Tareas del ejercicio ->
1. En el texto sobre la compra de vivienda, ¿por qué el banco suele pedir extractos de las cuentas bancarias a quien solicita una hipoteca? Explícalo en una a tres oraciones.
2. Prolonga el texto sobre la compra de vivienda a partir de su última oración.

---------- Texto de lectura

El comienzo de un nuevo año siempre viene acompañado de propósitos que se plantean de manera más o menos realista: ir al gimnasio, dejar de fumar, beber menos alcohol, leer más… Y dada la actual situación del mercado inmobiliario, con unos precios al alza y unas hipotecas con intereses todavía competitivos, no pocas personas pretenderán cumplir el sueño de convertirse en dueñas de su propia vivienda.
Pero querer no es poder, y menos aún si se necesita ayuda bancaria. Los bancos únicamente aprueban la hipoteca para la compra si el solicitante cumple un requisito básico: ser solvente. Eso implica no solo tener un trabajo estable, sino también contar con ahorros y con las cuentas saneadas. Y para alcanzar ese equilibrio financiero, desde el comparador hipotecario HelpMyCash.com plantean tres propósitos de Año Nuevo que, en caso de cumplirse a rajatabla, facilitarán la adquisición de una futura vivienda.
1. Ordenar las cuentas
Los analistas de HelpMyCash explican que, de cara a conseguir una hipoteca, cobrar un salario estable (como una nómina) no es suficiente. El banco, además de ingresos, quiere ver unas finanzas ordenadas para asegurarse de que el solicitante podrá pagar las cuotas sin problemas y llegar a fin de mes. Y por eso suele exigir que se le entreguen extractos de las cuentas bancarias en los que aparezcan los movimientos de los últimos meses.

--------------------
---------- Datos registrados

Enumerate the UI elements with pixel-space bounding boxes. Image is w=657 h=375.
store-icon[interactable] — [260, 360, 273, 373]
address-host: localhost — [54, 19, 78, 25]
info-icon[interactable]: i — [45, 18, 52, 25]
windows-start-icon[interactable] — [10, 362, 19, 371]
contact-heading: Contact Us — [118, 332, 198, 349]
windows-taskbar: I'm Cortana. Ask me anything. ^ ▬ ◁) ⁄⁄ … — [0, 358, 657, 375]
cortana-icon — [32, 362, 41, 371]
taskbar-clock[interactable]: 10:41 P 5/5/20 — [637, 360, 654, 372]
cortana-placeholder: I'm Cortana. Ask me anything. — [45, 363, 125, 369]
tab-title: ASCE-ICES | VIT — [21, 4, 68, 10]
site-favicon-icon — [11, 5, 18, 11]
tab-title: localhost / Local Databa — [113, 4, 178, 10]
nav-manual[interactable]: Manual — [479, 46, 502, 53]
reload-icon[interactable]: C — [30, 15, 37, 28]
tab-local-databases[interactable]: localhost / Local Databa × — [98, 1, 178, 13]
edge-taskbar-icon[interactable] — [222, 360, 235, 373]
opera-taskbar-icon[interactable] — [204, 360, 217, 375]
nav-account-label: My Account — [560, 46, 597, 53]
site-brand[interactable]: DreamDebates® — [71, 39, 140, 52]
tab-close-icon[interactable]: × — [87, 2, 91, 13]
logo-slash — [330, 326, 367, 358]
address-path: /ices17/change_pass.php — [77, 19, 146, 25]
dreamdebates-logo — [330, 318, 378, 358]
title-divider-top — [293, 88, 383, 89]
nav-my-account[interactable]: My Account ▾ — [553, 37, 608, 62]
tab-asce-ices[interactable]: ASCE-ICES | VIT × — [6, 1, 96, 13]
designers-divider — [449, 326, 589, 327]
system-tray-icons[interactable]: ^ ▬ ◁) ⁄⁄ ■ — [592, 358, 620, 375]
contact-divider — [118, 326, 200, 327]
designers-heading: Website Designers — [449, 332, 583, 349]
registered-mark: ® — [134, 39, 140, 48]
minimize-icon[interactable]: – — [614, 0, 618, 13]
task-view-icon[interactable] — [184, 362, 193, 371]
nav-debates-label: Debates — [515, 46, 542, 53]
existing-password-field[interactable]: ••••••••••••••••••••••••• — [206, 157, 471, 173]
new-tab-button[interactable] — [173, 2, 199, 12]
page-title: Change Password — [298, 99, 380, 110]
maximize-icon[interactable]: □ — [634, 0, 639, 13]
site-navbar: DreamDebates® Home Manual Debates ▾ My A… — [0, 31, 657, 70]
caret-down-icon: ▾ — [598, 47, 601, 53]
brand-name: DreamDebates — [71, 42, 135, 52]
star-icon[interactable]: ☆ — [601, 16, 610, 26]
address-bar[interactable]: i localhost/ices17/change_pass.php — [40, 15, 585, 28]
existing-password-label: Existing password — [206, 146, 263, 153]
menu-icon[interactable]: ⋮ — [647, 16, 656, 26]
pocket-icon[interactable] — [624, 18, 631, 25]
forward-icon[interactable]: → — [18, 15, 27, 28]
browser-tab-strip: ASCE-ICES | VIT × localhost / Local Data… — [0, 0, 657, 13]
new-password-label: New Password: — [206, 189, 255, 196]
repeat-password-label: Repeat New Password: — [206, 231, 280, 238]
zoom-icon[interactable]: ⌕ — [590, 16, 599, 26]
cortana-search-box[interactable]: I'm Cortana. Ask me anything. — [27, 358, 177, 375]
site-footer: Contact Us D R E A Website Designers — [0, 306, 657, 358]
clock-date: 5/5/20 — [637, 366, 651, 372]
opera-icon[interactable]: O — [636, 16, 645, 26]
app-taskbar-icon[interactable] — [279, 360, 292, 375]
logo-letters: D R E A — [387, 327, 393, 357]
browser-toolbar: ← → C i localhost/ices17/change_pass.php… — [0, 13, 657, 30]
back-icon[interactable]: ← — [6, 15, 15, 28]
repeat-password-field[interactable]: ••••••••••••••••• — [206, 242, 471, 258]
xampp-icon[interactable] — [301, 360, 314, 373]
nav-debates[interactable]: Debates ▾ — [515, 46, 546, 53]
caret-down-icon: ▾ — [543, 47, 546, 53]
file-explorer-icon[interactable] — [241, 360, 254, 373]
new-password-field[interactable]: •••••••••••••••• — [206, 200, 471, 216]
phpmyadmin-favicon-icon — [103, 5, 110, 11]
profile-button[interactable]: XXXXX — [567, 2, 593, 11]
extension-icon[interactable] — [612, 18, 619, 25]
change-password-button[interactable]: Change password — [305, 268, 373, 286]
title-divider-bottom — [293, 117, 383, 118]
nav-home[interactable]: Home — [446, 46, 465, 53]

--------------------

Respuestas ->
1. Porque, además de ingresos, el banco quiere ver unas finanzas ordenadas. Con los movimientos de los últimos meses se asegura de que el solicitante podrá pagar las cuotas sin problemas y llegar a fin de mes.

2.
Por lo tanto, el primer propósito en el que hay que trabajar es el de poner las cuentas en orden. Desde el comparador recomiendan abrir una cuenta aparte para los ahorros (mejor si es remunerada), no dedicar más del 50% del sueldo a los gastos fijos (vivienda, suministros, alimentación, etc.) y reducir, en la medida de lo posible, gastos que sean prescindibles: suscripciones a plataformas audiovisuales, compras compulsivas, copas después del trabajo…
2. Ahorrar en serio
Los ahorros merecen un apartado propio. Según los expertos de HelpMyCash, lo más habitual es que la hipoteca cubra solo el 80% de la adquisición de una vivienda. El 20% restante, y un 10% adicional para pagar los gastos de formalización, lo debe aportar el comprador de su bolsillo. Por ejemplo, si a una persona le interesa un piso de 200.000 euros, necesitará tener ahorrados unos 60.000 euros para que se le apruebe la financiación.
En caso de no contar con esos fondos propios, el que se plantee comprar una vivienda próximamente debe empezar a ahorrar en serio. Desde el comparador consideran que la manera más sencilla de cumplir este propósito es practicar el preahorro: transferir, nada más cobrar, una porción del salario a una cuenta aparte; preferentemente remunerada para no perder poder adquisitivo por culpa de la inflación.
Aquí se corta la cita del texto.